What this task involves: Locate and copy each line in the data that contains the word "underlying".

Records shown:
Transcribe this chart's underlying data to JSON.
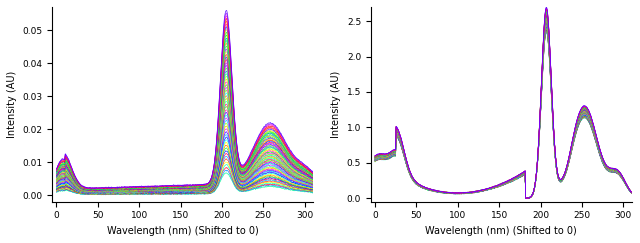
{
  "xlabel": "Wavelength (nm) (Shifted to 0)",
  "ylabel": "Intensity (AU)",
  "xlim": [
    -5,
    310
  ],
  "left_ylim": [
    -0.002,
    0.057
  ],
  "right_ylim": [
    -0.05,
    2.7
  ],
  "left_yticks": [
    0.0,
    0.01,
    0.02,
    0.03,
    0.04,
    0.05
  ],
  "right_yticks": [
    0.0,
    0.5,
    1.0,
    1.5,
    2.0,
    2.5
  ],
  "xticks": [
    0,
    50,
    100,
    150,
    200,
    250,
    300
  ],
  "n_curves": 60,
  "background_color": "#ffffff"
}
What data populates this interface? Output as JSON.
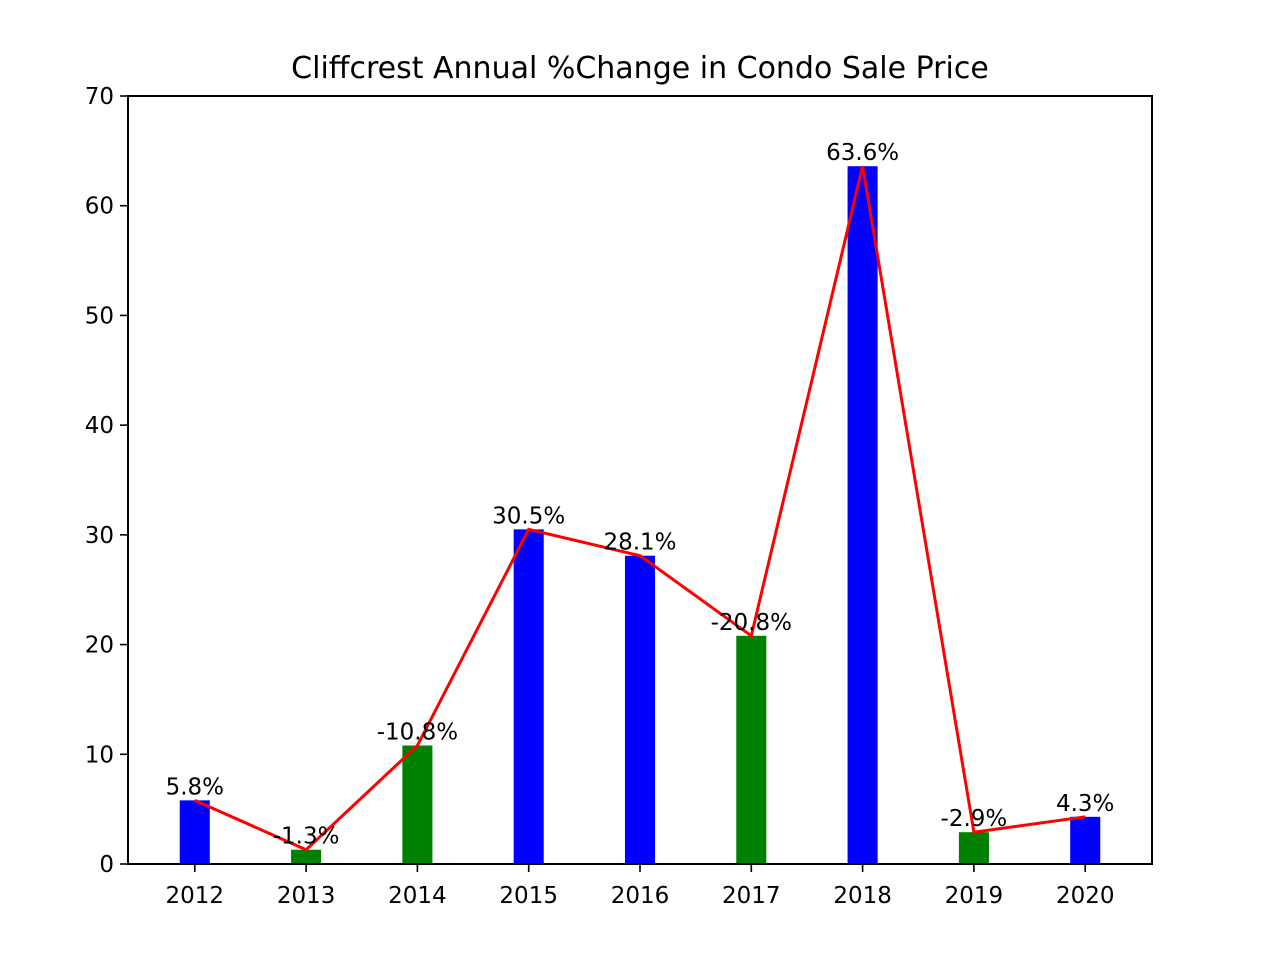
{
  "chart_data": {
    "type": "bar",
    "title": "Cliffcrest Annual %Change in Condo Sale Price",
    "xlabel": "",
    "ylabel": "",
    "categories": [
      "2012",
      "2013",
      "2014",
      "2015",
      "2016",
      "2017",
      "2018",
      "2019",
      "2020"
    ],
    "values": [
      5.8,
      1.3,
      10.8,
      30.5,
      28.1,
      20.8,
      63.6,
      2.9,
      4.3
    ],
    "bar_labels": [
      "5.8%",
      "-1.3%",
      "-10.8%",
      "30.5%",
      "28.1%",
      "-20.8%",
      "63.6%",
      "-2.9%",
      "4.3%"
    ],
    "bar_colors": [
      "#0000ff",
      "#008000",
      "#008000",
      "#0000ff",
      "#0000ff",
      "#008000",
      "#0000ff",
      "#008000",
      "#0000ff"
    ],
    "color_meaning": {
      "#0000ff": "increase",
      "#008000": "decrease (absolute value plotted)"
    },
    "line_overlay": {
      "type": "line",
      "values": [
        5.8,
        1.3,
        10.8,
        30.5,
        28.1,
        20.8,
        63.6,
        2.9,
        4.3
      ],
      "color": "#ff0000"
    },
    "ylim": [
      0,
      70
    ],
    "yticks": [
      0,
      10,
      20,
      30,
      40,
      50,
      60,
      70
    ],
    "grid": false,
    "legend": "none"
  }
}
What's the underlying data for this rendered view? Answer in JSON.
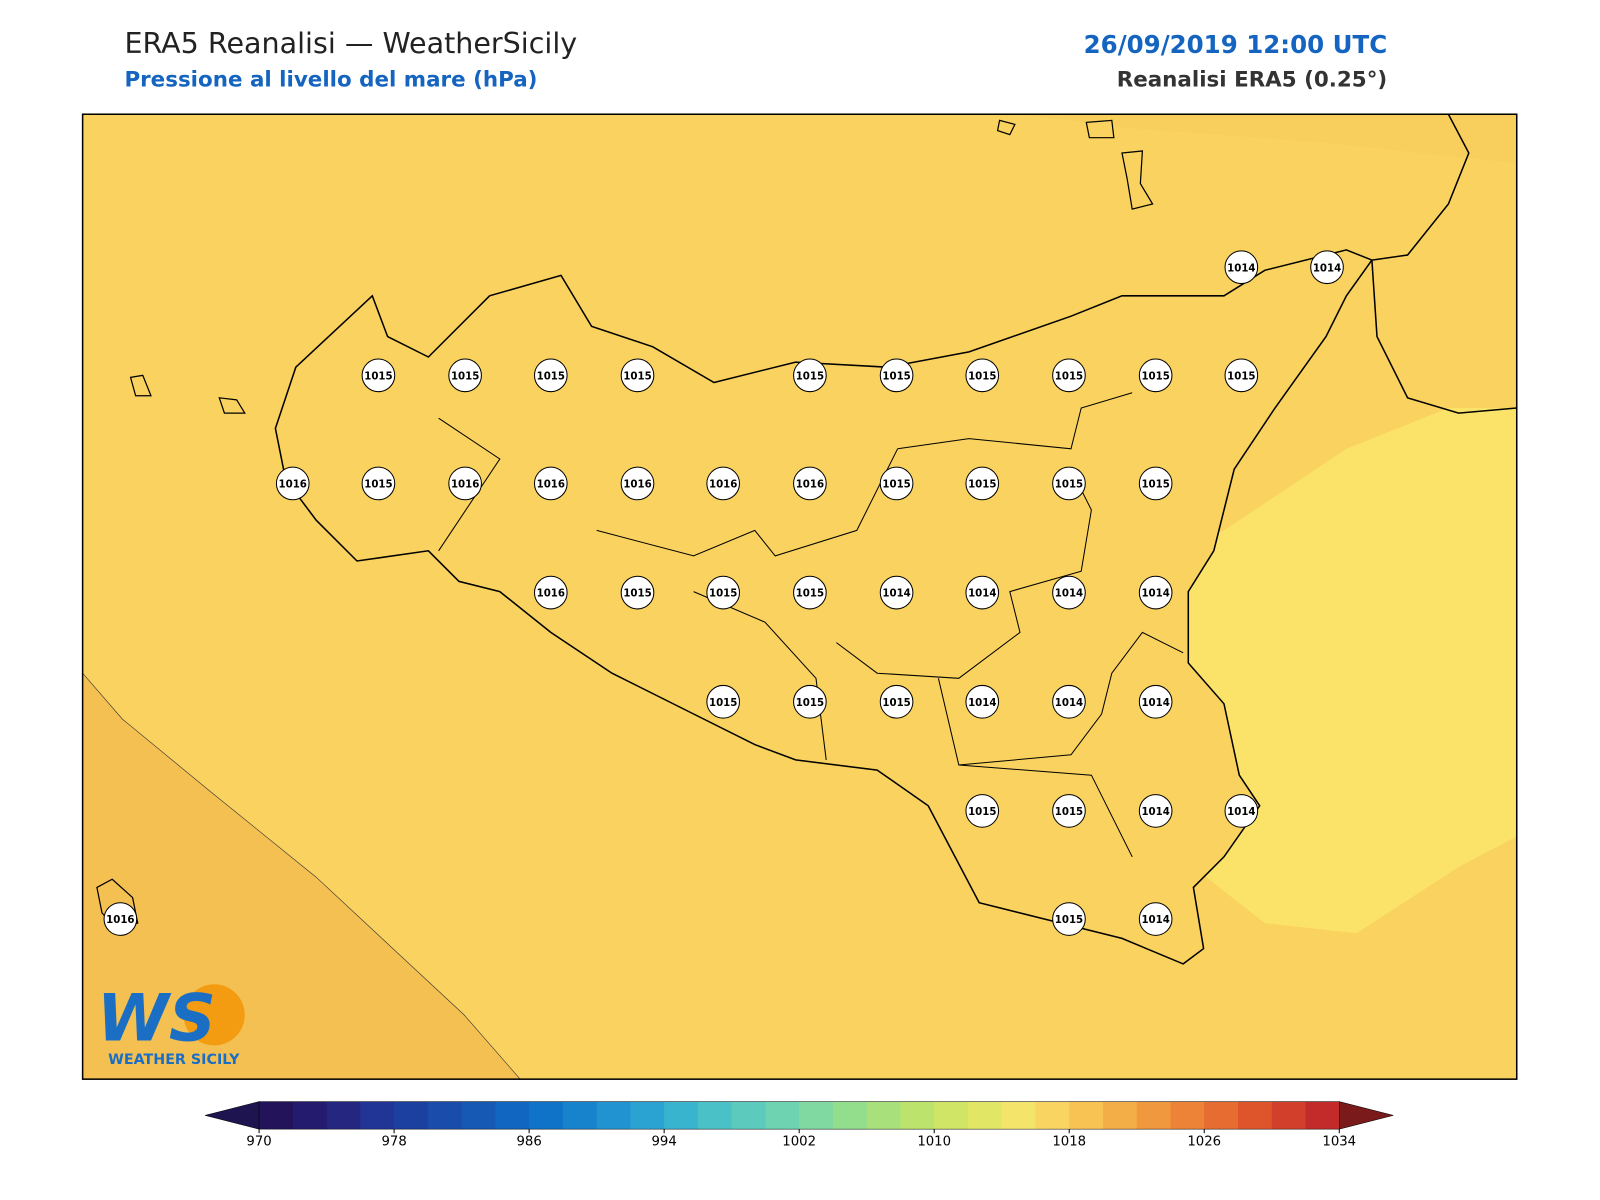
{
  "header": {
    "title": "ERA5 Reanalisi — WeatherSicily",
    "subtitle": "Pressione al livello del mare (hPa)",
    "date": "26/09/2019 12:00 UTC",
    "source": "Reanalisi ERA5 (0.25°)"
  },
  "stations": [
    1014,
    1014,
    1015,
    1015,
    1015,
    1015,
    1015,
    1015,
    1015,
    1015,
    1015,
    1015,
    1016,
    1015,
    1016,
    1016,
    1016,
    1016,
    1016,
    1015,
    1015,
    1015,
    1015,
    1016,
    1015,
    1015,
    1015,
    1014,
    1014,
    1014,
    1014,
    1015,
    1015,
    1015,
    1014,
    1014,
    1014,
    1015,
    1015,
    1014,
    1014,
    1016,
    1015,
    1014
  ],
  "logo": {
    "text": "WS",
    "caption": "WEATHER SICILY"
  },
  "colorbar": {
    "lim": [
      970,
      1034
    ],
    "ticks": [
      970,
      978,
      986,
      994,
      1002,
      1010,
      1018,
      1026,
      1034
    ],
    "under": "#1e1550",
    "over": "#7a1a1a",
    "colors": [
      "#23135a",
      "#241a6e",
      "#252680",
      "#203596",
      "#1c409f",
      "#1a4dab",
      "#1559b5",
      "#1066c0",
      "#0f74c8",
      "#1783cc",
      "#2093d0",
      "#2aa3d2",
      "#38b4cf",
      "#4ac1c7",
      "#5ccbbd",
      "#6dd3b0",
      "#80d9a0",
      "#93de8d",
      "#a8e17b",
      "#bce36c",
      "#d0e565",
      "#e2e665",
      "#f4e46a",
      "#fad460",
      "#f8c352",
      "#f4ae47",
      "#f0983e",
      "#ec8337",
      "#e66c31",
      "#de552c",
      "#d23f2a",
      "#c22b29"
    ]
  }
}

Answer:
Transcribe this chart's underlying data to JSON.
What's the underlying data for this rendered view? Answer in JSON.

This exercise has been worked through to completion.